**EXERCISE DESCRIPTION**
Copy every line from the material below that holds "open".

**LISTED ENTRIES**
***
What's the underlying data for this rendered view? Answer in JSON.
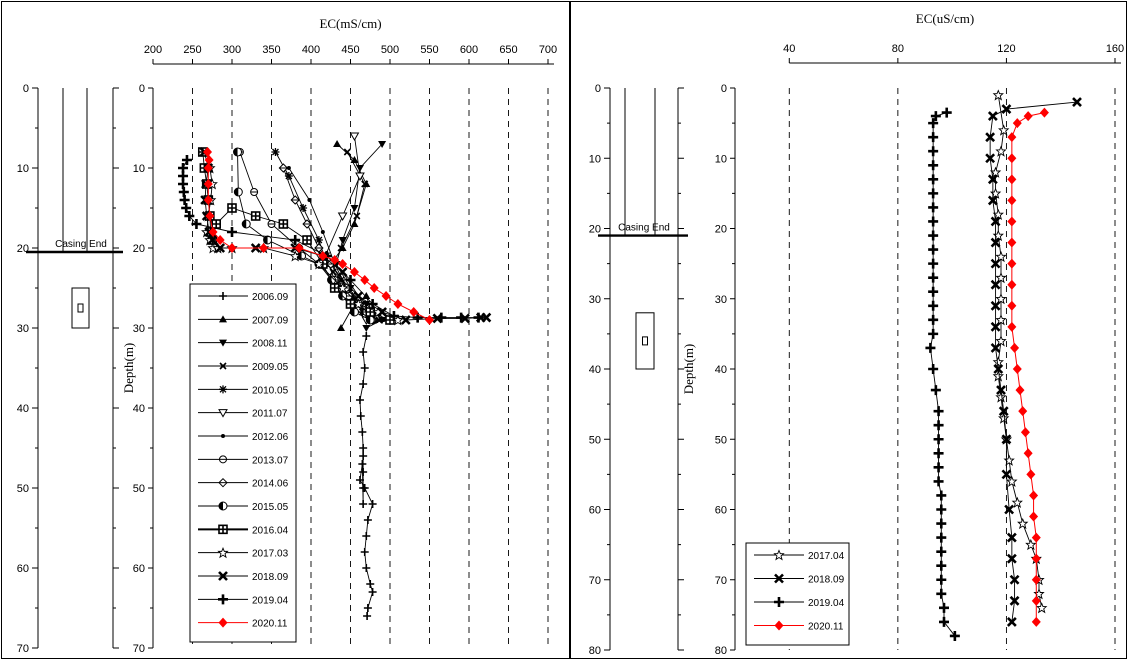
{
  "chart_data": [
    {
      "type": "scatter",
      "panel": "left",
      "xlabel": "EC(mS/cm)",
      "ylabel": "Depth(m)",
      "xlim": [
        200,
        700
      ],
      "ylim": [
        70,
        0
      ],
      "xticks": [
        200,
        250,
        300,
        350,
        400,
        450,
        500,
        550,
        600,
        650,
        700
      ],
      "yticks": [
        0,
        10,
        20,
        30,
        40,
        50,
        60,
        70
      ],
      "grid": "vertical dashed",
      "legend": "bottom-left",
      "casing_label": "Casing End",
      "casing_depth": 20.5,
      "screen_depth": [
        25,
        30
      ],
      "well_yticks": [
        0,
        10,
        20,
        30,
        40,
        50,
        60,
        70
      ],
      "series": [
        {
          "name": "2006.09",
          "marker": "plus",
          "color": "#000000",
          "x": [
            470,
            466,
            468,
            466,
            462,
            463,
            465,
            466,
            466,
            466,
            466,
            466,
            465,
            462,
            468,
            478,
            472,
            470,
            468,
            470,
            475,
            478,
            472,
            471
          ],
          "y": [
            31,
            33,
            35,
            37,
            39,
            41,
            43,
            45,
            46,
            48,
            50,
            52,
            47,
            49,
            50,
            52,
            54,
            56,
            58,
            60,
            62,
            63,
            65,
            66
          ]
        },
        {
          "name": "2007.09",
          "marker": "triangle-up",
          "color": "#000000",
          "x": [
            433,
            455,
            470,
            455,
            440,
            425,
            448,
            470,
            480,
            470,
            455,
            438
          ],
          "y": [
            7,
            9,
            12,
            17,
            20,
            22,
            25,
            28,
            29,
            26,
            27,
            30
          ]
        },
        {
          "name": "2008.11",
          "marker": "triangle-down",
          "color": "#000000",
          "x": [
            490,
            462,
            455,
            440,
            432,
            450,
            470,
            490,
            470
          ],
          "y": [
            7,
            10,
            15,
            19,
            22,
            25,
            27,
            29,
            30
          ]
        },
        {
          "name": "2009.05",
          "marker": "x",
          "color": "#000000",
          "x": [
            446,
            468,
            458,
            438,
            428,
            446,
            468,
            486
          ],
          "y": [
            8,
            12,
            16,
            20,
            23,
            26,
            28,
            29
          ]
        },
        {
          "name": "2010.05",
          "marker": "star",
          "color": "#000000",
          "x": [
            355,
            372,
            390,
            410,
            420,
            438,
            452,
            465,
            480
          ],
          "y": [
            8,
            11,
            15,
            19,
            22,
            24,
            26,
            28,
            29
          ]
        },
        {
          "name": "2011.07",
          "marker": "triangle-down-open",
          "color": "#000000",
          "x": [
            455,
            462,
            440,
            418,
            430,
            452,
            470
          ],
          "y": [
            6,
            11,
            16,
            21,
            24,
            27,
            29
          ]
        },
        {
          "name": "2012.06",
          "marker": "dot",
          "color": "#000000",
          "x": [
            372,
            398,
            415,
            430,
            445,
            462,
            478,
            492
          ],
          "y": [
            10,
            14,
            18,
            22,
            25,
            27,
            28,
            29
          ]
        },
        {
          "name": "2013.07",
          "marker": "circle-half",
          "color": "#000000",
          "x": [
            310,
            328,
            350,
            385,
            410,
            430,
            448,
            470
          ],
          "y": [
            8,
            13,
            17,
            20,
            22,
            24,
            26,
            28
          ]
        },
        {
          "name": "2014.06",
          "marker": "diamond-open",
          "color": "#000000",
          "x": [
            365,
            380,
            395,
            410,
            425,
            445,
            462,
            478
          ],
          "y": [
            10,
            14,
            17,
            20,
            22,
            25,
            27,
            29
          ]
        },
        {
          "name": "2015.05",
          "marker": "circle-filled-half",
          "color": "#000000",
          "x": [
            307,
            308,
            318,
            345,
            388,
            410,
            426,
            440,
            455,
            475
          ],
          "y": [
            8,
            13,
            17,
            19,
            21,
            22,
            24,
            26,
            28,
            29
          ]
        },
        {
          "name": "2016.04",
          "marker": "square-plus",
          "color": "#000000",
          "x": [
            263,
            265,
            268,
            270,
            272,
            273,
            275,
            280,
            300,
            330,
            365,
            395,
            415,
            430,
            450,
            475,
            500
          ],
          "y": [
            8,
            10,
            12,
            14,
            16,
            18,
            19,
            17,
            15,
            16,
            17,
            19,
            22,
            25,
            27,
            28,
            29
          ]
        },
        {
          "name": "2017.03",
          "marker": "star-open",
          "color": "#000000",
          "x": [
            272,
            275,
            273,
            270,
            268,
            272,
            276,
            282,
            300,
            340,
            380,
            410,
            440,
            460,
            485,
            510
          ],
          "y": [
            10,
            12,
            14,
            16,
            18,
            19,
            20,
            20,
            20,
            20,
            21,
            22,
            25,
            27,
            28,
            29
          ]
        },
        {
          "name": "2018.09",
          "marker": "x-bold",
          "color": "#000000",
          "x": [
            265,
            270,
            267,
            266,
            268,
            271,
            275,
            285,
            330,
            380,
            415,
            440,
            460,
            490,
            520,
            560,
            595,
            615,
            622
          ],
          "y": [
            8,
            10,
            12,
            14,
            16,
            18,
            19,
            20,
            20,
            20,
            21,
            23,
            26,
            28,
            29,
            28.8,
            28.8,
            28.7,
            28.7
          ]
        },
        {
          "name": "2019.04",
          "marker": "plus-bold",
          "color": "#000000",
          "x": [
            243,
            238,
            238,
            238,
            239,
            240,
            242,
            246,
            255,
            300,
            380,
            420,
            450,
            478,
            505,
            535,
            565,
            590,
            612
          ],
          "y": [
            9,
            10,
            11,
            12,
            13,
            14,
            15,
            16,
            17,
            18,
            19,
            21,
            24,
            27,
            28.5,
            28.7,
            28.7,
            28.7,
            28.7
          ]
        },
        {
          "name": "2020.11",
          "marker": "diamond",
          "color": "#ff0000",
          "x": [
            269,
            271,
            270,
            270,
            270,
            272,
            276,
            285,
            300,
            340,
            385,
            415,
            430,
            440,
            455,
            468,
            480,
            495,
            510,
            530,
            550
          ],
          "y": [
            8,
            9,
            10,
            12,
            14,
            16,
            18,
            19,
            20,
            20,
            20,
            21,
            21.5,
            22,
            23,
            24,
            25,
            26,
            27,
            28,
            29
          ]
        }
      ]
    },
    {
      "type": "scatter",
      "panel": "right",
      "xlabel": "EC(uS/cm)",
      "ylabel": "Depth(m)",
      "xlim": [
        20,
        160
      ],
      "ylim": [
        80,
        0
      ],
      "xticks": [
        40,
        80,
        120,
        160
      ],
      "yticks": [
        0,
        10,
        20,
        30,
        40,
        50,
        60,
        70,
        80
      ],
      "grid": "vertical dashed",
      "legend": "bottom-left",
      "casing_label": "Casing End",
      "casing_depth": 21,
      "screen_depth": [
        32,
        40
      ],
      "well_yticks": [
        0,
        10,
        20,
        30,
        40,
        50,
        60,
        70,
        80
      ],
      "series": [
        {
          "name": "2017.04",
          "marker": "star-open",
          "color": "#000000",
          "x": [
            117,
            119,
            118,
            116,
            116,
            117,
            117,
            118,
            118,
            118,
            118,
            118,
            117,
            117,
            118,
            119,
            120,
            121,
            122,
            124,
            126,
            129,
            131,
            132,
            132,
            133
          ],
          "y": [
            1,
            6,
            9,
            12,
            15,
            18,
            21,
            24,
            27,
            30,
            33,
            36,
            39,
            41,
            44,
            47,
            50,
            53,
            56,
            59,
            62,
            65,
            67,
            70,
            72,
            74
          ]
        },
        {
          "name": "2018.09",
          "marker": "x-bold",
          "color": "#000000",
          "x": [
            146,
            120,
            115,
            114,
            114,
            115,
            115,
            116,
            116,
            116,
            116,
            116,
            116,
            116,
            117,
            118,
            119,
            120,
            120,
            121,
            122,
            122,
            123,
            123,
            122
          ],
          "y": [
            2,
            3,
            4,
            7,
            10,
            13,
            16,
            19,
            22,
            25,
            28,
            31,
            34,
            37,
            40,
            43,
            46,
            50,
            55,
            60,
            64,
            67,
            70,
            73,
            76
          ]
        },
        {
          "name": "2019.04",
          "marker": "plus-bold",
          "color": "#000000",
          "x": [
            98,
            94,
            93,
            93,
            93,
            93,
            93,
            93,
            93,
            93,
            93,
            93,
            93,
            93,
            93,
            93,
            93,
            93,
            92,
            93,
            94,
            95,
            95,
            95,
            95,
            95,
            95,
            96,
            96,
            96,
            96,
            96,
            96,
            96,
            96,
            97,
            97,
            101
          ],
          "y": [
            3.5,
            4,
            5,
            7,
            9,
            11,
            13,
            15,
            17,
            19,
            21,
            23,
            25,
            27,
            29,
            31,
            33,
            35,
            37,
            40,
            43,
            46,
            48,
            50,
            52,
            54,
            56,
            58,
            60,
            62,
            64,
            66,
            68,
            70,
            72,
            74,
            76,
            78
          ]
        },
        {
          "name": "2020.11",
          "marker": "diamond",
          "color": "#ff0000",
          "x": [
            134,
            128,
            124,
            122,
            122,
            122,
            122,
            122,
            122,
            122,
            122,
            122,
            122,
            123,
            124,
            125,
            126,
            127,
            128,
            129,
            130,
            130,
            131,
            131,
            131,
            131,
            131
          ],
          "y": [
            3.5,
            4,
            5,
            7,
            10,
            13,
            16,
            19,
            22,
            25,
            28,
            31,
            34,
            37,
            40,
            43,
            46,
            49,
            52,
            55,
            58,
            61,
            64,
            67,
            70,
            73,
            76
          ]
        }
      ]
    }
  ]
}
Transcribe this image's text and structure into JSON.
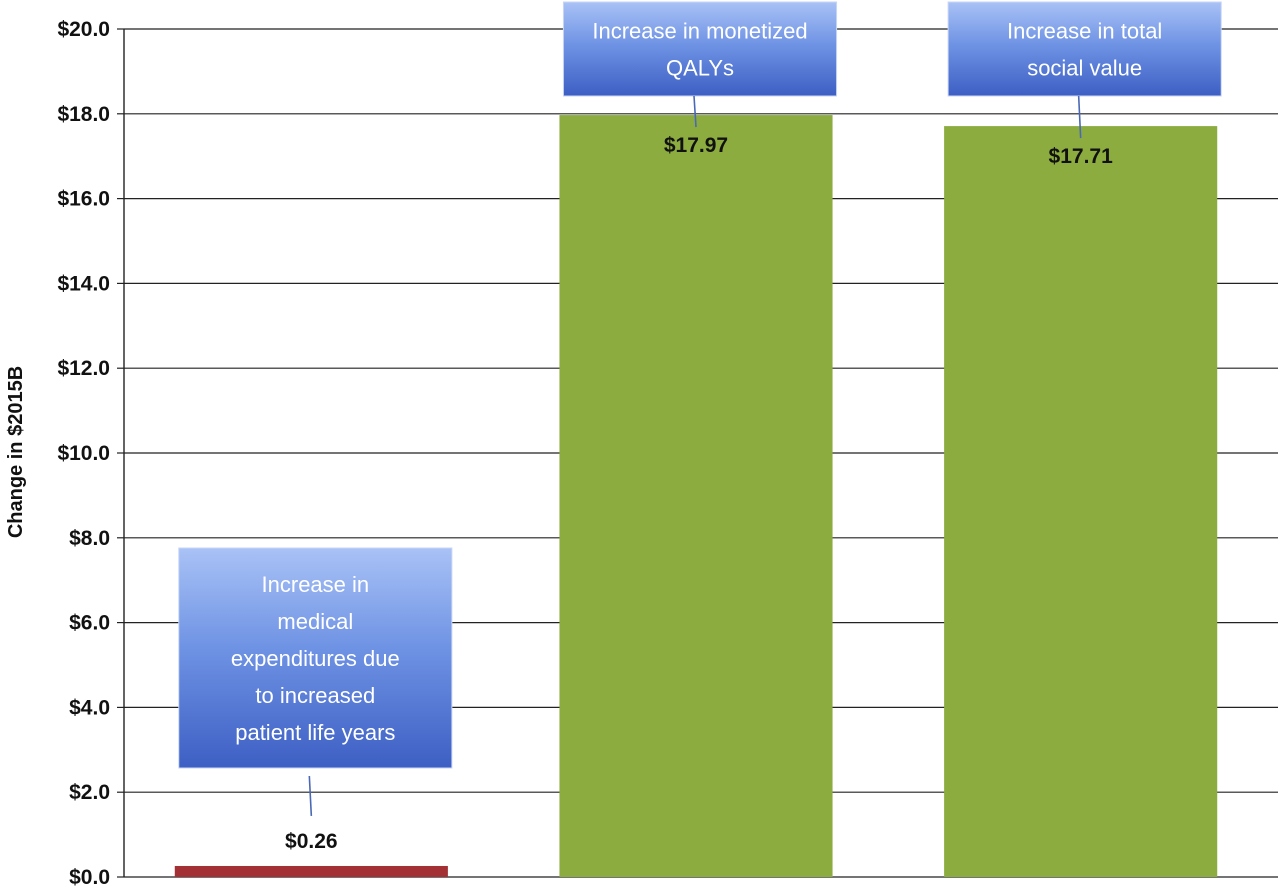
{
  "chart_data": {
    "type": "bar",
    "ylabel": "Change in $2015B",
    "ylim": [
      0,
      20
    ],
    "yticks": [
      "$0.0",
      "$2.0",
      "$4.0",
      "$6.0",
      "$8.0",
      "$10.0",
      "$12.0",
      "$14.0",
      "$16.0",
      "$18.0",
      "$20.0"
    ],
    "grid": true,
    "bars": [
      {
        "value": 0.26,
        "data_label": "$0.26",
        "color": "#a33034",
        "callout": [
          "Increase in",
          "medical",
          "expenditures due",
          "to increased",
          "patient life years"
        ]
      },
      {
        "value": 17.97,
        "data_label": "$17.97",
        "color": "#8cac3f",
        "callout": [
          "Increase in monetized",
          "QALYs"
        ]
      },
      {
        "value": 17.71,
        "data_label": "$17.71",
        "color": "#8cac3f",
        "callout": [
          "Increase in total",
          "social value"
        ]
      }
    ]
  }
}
***
**SOLUTION TO THE PROBLEM**
          "marker": "triangle-down-open",
          "marker": "diamond-open",
          "marker": "star-open",
          "marker": "star-open",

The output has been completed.